To be done
Select every line holding the word "this" and copy it.

Provided records

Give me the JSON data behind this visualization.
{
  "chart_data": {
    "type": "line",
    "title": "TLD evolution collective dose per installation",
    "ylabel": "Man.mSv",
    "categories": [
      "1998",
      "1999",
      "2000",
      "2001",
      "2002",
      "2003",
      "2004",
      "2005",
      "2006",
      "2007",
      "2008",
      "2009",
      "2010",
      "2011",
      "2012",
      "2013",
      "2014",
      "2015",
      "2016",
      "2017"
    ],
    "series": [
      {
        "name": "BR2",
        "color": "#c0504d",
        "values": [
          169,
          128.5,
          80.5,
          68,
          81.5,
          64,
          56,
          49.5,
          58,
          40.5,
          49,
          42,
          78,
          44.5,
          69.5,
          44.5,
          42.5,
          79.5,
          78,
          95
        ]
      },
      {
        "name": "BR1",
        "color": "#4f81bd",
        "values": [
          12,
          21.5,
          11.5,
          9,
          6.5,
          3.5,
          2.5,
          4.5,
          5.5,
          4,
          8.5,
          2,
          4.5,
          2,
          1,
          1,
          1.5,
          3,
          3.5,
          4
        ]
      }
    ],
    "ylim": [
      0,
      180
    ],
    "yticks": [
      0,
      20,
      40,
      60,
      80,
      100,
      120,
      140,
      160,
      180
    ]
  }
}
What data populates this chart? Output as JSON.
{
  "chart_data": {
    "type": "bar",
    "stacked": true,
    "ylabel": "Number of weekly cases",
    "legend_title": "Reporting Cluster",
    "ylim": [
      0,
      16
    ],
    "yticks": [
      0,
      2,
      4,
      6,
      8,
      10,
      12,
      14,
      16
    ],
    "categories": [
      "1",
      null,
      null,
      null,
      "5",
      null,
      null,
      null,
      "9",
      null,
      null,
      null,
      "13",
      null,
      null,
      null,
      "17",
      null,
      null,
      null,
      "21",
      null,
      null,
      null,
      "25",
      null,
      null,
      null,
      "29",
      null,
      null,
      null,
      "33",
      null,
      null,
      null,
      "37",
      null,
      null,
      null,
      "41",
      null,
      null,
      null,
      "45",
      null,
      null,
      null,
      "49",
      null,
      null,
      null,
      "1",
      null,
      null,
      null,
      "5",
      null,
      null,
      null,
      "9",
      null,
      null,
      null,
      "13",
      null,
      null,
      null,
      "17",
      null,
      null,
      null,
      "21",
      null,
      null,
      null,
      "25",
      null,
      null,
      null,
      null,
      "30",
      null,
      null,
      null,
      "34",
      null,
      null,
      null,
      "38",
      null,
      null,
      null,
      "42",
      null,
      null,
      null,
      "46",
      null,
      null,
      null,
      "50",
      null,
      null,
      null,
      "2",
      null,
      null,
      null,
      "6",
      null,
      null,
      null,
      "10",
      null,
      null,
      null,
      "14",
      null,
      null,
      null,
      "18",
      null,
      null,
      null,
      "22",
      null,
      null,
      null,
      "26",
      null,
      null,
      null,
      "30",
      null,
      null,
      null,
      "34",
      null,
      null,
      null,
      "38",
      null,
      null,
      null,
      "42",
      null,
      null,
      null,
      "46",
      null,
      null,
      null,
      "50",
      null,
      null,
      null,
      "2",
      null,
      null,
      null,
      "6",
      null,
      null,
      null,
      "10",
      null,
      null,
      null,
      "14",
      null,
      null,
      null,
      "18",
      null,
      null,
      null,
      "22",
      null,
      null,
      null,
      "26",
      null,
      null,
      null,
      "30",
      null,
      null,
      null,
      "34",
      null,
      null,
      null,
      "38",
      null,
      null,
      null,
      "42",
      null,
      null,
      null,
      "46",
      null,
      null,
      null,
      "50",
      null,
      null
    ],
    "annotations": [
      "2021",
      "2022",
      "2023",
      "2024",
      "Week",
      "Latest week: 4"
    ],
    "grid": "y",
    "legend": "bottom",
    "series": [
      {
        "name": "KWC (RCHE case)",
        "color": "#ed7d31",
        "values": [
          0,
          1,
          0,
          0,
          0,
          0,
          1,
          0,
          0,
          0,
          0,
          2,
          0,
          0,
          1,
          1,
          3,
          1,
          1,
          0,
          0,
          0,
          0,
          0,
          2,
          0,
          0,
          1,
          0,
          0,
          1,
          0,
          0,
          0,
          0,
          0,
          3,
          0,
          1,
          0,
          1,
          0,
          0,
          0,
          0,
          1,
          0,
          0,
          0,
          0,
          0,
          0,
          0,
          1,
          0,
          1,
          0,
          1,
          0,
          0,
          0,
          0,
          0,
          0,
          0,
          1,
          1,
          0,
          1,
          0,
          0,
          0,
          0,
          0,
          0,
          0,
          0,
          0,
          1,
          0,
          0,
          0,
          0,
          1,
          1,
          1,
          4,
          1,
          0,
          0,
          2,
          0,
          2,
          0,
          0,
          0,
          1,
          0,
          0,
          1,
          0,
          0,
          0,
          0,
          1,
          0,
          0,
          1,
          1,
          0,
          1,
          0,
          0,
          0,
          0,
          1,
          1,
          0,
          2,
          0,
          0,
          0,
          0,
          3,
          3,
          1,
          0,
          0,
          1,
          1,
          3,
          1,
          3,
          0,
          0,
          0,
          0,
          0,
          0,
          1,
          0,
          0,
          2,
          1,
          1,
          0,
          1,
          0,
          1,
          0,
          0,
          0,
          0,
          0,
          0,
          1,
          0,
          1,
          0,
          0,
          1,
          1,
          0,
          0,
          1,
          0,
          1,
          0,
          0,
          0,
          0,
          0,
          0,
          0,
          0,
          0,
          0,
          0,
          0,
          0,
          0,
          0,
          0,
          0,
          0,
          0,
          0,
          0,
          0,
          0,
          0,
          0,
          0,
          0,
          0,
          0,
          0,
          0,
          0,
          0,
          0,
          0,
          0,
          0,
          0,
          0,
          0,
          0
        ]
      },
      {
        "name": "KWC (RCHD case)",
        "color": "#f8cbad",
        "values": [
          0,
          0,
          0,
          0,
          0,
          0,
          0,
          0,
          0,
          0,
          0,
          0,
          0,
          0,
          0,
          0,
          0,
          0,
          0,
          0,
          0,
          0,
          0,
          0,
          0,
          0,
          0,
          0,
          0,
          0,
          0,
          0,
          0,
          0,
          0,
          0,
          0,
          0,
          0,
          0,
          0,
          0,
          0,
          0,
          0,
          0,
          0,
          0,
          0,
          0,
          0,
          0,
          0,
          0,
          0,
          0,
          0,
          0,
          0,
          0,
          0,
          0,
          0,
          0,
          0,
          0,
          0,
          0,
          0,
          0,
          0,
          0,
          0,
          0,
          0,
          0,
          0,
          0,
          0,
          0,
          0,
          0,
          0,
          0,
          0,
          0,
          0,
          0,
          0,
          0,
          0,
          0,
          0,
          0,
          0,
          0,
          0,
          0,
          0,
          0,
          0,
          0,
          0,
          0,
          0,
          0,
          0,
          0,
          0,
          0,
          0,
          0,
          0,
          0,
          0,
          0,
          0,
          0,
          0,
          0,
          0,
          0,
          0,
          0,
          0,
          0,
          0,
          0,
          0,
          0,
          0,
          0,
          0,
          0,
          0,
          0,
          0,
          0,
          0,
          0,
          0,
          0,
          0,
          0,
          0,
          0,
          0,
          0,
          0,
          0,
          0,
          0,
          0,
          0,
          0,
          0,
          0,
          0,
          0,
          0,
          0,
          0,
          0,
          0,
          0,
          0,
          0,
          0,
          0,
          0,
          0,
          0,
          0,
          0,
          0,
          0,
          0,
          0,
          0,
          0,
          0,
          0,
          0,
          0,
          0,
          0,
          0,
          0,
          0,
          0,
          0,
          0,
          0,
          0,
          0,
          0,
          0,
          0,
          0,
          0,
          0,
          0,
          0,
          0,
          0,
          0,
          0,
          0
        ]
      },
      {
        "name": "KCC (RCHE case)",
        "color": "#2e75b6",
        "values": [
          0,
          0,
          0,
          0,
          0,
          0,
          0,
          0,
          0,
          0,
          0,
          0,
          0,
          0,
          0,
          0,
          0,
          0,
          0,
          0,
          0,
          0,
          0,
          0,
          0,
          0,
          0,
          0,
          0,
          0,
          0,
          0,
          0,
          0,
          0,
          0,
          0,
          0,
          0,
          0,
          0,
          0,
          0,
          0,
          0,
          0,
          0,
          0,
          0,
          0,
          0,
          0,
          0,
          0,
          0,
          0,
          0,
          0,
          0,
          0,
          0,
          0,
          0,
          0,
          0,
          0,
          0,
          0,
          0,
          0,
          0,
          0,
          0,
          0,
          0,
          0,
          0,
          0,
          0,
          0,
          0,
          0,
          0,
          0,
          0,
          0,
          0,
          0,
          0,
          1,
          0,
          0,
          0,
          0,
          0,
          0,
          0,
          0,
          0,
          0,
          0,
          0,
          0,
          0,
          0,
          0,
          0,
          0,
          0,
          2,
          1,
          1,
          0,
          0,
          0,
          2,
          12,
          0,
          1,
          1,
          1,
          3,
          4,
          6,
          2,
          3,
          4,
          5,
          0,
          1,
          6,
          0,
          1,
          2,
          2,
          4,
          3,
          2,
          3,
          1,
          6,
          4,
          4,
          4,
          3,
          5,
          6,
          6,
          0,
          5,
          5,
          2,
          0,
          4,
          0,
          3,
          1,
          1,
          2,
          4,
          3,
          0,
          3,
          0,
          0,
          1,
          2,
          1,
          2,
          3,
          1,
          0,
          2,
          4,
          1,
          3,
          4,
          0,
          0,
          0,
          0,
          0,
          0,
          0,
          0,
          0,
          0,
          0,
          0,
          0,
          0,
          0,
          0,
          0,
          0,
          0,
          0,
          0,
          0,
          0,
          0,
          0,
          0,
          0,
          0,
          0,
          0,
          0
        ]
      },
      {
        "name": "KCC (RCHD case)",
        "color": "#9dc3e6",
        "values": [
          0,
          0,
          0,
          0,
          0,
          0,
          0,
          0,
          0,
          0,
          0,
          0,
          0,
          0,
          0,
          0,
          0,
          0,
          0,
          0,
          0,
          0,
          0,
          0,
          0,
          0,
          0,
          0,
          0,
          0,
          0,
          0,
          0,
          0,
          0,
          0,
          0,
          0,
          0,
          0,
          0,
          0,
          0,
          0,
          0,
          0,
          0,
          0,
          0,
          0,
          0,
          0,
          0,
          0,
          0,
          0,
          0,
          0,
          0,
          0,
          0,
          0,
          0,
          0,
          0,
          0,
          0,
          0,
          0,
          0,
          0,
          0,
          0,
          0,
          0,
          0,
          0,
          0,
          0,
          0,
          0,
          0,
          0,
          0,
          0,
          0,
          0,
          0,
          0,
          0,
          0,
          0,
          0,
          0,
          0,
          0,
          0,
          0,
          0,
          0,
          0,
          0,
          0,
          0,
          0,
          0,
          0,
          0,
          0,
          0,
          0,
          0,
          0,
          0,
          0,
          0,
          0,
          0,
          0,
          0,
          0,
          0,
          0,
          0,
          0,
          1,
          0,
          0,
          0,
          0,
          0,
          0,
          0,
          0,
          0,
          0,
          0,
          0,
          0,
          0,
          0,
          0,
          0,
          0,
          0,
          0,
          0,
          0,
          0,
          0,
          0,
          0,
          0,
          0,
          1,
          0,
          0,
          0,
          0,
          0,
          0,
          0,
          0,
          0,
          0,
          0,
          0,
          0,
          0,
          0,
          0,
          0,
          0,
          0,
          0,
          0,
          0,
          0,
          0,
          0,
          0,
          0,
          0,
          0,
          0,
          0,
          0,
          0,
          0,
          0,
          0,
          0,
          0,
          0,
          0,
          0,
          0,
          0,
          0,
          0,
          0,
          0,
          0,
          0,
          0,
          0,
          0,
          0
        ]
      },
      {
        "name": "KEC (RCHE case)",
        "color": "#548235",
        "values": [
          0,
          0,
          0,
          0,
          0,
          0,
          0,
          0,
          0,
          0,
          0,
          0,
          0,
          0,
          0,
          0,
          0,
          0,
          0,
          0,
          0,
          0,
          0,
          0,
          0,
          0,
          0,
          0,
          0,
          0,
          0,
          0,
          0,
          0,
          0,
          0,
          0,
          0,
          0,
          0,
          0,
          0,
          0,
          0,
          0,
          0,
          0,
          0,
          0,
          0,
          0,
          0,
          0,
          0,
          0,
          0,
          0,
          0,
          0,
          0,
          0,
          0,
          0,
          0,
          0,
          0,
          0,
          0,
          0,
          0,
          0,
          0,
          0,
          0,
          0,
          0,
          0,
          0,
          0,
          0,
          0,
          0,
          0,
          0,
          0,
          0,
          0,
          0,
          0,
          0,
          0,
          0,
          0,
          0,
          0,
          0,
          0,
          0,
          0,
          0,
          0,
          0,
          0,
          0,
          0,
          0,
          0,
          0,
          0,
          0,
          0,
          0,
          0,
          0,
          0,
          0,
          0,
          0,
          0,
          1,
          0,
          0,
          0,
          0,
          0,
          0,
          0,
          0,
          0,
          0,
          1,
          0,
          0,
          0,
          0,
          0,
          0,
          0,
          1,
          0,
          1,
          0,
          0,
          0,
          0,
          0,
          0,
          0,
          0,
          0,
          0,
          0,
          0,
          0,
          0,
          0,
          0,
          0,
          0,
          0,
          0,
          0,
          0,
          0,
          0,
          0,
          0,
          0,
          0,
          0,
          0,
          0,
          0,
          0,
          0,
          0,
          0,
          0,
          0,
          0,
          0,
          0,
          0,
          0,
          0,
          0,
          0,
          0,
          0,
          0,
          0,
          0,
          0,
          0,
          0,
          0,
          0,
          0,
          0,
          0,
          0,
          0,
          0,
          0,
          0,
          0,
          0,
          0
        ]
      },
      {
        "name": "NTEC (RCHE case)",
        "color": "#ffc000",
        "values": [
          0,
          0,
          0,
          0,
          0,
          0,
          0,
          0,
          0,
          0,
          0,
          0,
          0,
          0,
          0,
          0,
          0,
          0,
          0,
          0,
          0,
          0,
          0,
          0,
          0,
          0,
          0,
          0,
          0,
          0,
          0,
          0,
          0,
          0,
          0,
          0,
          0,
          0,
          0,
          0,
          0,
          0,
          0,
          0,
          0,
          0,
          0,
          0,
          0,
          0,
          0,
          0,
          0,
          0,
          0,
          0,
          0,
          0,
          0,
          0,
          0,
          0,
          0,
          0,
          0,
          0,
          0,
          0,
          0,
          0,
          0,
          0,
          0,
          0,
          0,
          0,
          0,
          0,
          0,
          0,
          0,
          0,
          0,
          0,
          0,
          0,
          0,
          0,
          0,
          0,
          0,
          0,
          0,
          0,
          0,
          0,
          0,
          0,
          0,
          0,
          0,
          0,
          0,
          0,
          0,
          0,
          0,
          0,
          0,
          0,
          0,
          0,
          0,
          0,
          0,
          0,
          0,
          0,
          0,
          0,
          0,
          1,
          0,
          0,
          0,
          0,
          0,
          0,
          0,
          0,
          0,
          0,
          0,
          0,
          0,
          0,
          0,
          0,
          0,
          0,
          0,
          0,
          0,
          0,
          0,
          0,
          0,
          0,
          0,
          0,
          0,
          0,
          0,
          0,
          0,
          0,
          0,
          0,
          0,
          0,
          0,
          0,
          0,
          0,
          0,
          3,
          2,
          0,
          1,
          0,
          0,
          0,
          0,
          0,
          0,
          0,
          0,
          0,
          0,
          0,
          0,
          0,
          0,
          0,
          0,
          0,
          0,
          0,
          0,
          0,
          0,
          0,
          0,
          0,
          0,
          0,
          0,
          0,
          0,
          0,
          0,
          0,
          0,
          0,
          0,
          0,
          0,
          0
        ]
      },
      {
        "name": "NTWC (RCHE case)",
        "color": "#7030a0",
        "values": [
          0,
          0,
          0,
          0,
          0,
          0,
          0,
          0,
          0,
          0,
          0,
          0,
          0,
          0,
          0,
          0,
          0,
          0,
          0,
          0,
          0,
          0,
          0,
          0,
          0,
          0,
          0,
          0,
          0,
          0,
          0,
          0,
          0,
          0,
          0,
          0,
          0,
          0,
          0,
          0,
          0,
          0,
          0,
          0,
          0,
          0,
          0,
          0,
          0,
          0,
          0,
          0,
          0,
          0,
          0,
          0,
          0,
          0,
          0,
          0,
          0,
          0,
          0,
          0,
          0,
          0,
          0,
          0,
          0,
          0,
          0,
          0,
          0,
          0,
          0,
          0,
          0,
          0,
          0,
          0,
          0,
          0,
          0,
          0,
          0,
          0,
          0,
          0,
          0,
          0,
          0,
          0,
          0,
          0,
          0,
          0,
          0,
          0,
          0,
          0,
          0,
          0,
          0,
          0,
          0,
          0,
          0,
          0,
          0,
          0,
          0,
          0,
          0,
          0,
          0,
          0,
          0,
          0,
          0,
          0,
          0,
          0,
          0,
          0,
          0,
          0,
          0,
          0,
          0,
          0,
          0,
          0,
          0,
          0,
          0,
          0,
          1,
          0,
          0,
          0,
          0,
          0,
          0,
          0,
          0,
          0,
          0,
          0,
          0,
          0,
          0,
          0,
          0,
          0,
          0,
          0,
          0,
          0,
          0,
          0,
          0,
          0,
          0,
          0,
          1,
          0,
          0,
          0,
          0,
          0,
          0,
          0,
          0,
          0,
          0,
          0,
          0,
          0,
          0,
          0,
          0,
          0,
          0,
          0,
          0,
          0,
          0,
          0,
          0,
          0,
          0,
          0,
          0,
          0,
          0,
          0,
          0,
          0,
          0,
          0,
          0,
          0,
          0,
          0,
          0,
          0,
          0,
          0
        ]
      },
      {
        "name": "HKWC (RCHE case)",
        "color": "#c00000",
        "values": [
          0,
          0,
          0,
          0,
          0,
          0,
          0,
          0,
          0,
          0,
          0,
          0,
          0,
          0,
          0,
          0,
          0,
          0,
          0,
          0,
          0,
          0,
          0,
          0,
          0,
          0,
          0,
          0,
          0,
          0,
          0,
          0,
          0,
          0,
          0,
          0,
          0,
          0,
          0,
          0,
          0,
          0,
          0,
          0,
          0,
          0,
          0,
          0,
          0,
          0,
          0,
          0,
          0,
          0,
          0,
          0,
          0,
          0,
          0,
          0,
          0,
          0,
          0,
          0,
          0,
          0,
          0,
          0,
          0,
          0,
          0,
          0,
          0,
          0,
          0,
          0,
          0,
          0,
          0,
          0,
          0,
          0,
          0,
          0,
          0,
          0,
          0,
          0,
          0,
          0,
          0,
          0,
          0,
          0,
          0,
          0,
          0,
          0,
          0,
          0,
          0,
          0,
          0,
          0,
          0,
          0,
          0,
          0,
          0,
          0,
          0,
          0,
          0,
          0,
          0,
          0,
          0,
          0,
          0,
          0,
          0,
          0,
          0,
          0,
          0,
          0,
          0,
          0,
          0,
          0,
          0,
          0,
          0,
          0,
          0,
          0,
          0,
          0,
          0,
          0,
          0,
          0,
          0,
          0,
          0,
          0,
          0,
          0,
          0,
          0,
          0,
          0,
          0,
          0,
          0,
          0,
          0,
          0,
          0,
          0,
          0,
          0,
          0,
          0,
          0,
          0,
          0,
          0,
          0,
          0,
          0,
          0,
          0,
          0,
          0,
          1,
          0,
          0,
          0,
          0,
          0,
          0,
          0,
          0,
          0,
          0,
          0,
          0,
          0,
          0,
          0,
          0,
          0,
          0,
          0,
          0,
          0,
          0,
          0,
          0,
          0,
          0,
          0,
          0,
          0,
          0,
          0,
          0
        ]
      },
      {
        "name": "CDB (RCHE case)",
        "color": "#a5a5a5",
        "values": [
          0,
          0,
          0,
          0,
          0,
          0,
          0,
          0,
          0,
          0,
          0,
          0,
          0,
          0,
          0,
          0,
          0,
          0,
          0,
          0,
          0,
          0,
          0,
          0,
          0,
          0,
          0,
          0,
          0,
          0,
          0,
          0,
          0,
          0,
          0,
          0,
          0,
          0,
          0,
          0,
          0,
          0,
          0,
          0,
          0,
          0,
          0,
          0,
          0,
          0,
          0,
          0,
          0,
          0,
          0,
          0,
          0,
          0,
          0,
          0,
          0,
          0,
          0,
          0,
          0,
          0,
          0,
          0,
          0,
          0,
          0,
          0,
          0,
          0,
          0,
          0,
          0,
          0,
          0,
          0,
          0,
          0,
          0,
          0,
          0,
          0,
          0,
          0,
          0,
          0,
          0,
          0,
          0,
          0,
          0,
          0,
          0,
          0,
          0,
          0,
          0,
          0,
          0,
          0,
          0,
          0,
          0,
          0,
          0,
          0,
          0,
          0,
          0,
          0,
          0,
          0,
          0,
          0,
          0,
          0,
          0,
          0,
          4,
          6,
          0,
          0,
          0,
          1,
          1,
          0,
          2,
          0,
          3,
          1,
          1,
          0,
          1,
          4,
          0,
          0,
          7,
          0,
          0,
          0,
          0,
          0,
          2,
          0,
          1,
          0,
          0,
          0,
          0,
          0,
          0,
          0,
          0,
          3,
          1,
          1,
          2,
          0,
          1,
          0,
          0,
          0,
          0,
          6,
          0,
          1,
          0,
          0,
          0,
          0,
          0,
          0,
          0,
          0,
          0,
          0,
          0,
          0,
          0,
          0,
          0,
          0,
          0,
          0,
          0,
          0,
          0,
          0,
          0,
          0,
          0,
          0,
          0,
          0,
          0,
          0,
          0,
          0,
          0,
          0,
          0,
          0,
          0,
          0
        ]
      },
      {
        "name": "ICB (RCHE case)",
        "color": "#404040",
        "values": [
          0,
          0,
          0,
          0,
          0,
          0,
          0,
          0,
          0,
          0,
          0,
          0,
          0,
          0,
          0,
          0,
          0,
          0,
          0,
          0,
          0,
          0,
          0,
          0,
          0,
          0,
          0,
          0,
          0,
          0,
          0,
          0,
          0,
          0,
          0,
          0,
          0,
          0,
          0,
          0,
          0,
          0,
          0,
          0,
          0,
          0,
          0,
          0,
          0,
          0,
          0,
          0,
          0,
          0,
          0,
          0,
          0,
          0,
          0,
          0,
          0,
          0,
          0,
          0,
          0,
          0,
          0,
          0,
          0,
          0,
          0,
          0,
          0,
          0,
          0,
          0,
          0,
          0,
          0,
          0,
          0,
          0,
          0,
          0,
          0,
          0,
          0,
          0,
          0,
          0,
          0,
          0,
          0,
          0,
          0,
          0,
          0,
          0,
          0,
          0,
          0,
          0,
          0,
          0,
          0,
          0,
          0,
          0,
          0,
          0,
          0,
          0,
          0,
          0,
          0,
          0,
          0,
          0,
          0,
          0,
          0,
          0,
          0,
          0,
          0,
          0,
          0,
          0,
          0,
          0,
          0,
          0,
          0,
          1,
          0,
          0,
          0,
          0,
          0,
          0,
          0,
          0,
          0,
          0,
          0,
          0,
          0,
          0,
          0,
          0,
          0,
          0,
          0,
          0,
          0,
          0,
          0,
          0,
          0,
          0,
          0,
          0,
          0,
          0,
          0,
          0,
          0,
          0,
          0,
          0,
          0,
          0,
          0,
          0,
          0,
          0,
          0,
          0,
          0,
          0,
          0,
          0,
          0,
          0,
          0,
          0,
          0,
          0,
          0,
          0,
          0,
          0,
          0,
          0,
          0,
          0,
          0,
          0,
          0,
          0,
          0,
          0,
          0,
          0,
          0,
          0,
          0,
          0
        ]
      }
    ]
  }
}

Written solution
Give me the JSON data behind this visualization.
What data populates this chart? Output as JSON.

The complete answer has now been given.